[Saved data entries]
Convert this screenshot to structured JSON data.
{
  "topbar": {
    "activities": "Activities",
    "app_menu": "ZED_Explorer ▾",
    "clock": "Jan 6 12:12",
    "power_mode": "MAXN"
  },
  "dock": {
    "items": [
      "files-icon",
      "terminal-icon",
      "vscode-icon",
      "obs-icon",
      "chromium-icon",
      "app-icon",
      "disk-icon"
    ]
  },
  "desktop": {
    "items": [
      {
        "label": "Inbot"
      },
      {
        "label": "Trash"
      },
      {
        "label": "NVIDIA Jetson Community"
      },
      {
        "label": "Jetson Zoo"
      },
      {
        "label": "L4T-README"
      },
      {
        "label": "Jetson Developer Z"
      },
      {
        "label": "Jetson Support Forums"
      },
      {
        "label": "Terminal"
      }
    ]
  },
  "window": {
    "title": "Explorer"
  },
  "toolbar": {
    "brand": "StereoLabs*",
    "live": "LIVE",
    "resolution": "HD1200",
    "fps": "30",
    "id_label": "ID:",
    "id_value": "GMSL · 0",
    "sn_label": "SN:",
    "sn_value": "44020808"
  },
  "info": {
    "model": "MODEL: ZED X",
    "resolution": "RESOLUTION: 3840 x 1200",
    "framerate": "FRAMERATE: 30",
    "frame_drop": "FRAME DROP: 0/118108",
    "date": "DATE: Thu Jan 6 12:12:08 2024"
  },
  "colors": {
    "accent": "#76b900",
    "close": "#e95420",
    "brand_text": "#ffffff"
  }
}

Objective
Give the material above again, word for word.

Solution
Convert this screenshot to structured JSON data.
{
  "topbar": {
    "activities": "Activities",
    "app_menu": "ZED_Explorer ▾",
    "clock": "Jan 6 12:12",
    "power_mode": "MAXN"
  },
  "dock": {
    "items": [
      "files-icon",
      "terminal-icon",
      "vscode-icon",
      "obs-icon",
      "chromium-icon",
      "app-icon",
      "disk-icon"
    ]
  },
  "desktop": {
    "items": [
      {
        "label": "Inbot"
      },
      {
        "label": "Trash"
      },
      {
        "label": "NVIDIA Jetson Community"
      },
      {
        "label": "Jetson Zoo"
      },
      {
        "label": "L4T-README"
      },
      {
        "label": "Jetson Developer Z"
      },
      {
        "label": "Jetson Support Forums"
      },
      {
        "label": "Terminal"
      }
    ]
  },
  "window": {
    "title": "Explorer"
  },
  "toolbar": {
    "brand": "StereoLabs*",
    "live": "LIVE",
    "resolution": "HD1200",
    "fps": "30",
    "id_label": "ID:",
    "id_value": "GMSL · 0",
    "sn_label": "SN:",
    "sn_value": "44020808"
  },
  "info": {
    "model": "MODEL: ZED X",
    "resolution": "RESOLUTION: 3840 x 1200",
    "framerate": "FRAMERATE: 30",
    "frame_drop": "FRAME DROP: 0/118108",
    "date": "DATE: Thu Jan 6 12:12:08 2024"
  },
  "colors": {
    "accent": "#76b900",
    "close": "#e95420",
    "brand_text": "#ffffff"
  }
}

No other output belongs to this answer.